Your instructions: The entries are to be returned exactly, with images left out.

[Stored records]
--------
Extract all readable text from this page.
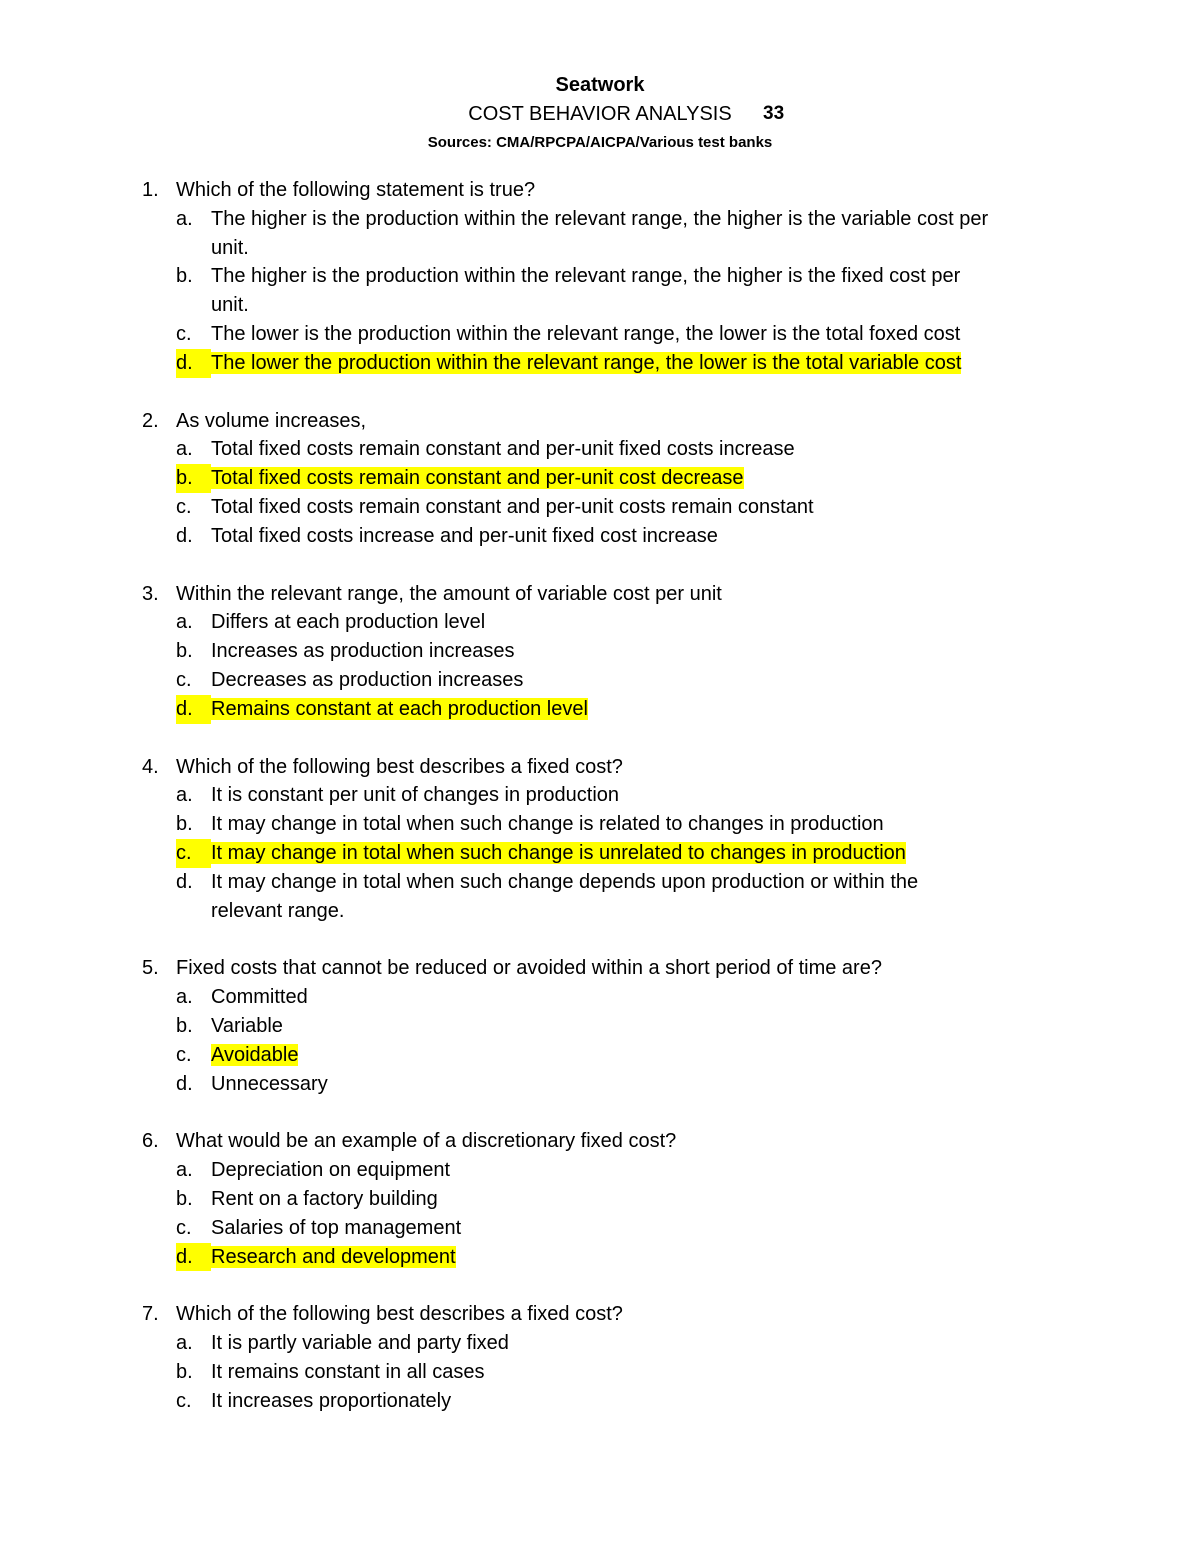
Seatwork
COST BEHAVIOR ANALYSIS 33
Sources: CMA/RPCPA/AICPA/Various test banks
1. Which of the following statement is true?

a. The higher is the production within the relevant range, the higher is the variable cost per

unit.

b. The higher is the production within the relevant range, the higher is the fixed cost per

unit.

c. The lower is the production within the relevant range, the lower is the total foxed cost

d. The lower the production within the relevant range, the lower is the total variable cost

2. As volume increases,

a. Total fixed costs remain constant and per-unit fixed costs increase

b. Total fixed costs remain constant and per-unit cost decrease

c. Total fixed costs remain constant and per-unit costs remain constant

d. Total fixed costs increase and per-unit fixed cost increase

3. Within the relevant range, the amount of variable cost per unit

a. Differs at each production level

b. Increases as production increases

c. Decreases as production increases

d. Remains constant at each production level

4. Which of the following best describes a fixed cost?

a. It is constant per unit of changes in production

b. It may change in total when such change is related to changes in production

c. It may change in total when such change is unrelated to changes in production

d. It may change in total when such change depends upon production or within the

relevant range.

5. Fixed costs that cannot be reduced or avoided within a short period of time are?

a. Committed

b. Variable

c. Avoidable

d. Unnecessary

6. What would be an example of a discretionary fixed cost?

a. Depreciation on equipment

b. Rent on a factory building

c. Salaries of top management

d. Research and development

7. Which of the following best describes a fixed cost?

a. It is partly variable and party fixed

b. It remains constant in all cases

c. It increases proportionately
--------
Correct output:
Extract all readable text from this page.
Seatwork
COST BEHAVIOR ANALYSIS 33
Sources: CMA/RPCPA/AICPA/Various test banks
1. Which of the following statement is true?

a. The higher is the production within the relevant range, the higher is the variable cost per

unit.

b. The higher is the production within the relevant range, the higher is the fixed cost per

unit.

c. The lower is the production within the relevant range, the lower is the total foxed cost

d. The lower the production within the relevant range, the lower is the total variable cost

2. As volume increases,

a. Total fixed costs remain constant and per-unit fixed costs increase

b. Total fixed costs remain constant and per-unit cost decrease

c. Total fixed costs remain constant and per-unit costs remain constant

d. Total fixed costs increase and per-unit fixed cost increase

3. Within the relevant range, the amount of variable cost per unit

a. Differs at each production level

b. Increases as production increases

c. Decreases as production increases

d. Remains constant at each production level

4. Which of the following best describes a fixed cost?

a. It is constant per unit of changes in production

b. It may change in total when such change is related to changes in production

c. It may change in total when such change is unrelated to changes in production

d. It may change in total when such change depends upon production or within the

relevant range.

5. Fixed costs that cannot be reduced or avoided within a short period of time are?

a. Committed

b. Variable

c. Avoidable

d. Unnecessary

6. What would be an example of a discretionary fixed cost?

a. Depreciation on equipment

b. Rent on a factory building

c. Salaries of top management

d. Research and development

7. Which of the following best describes a fixed cost?

a. It is partly variable and party fixed

b. It remains constant in all cases

c. It increases proportionately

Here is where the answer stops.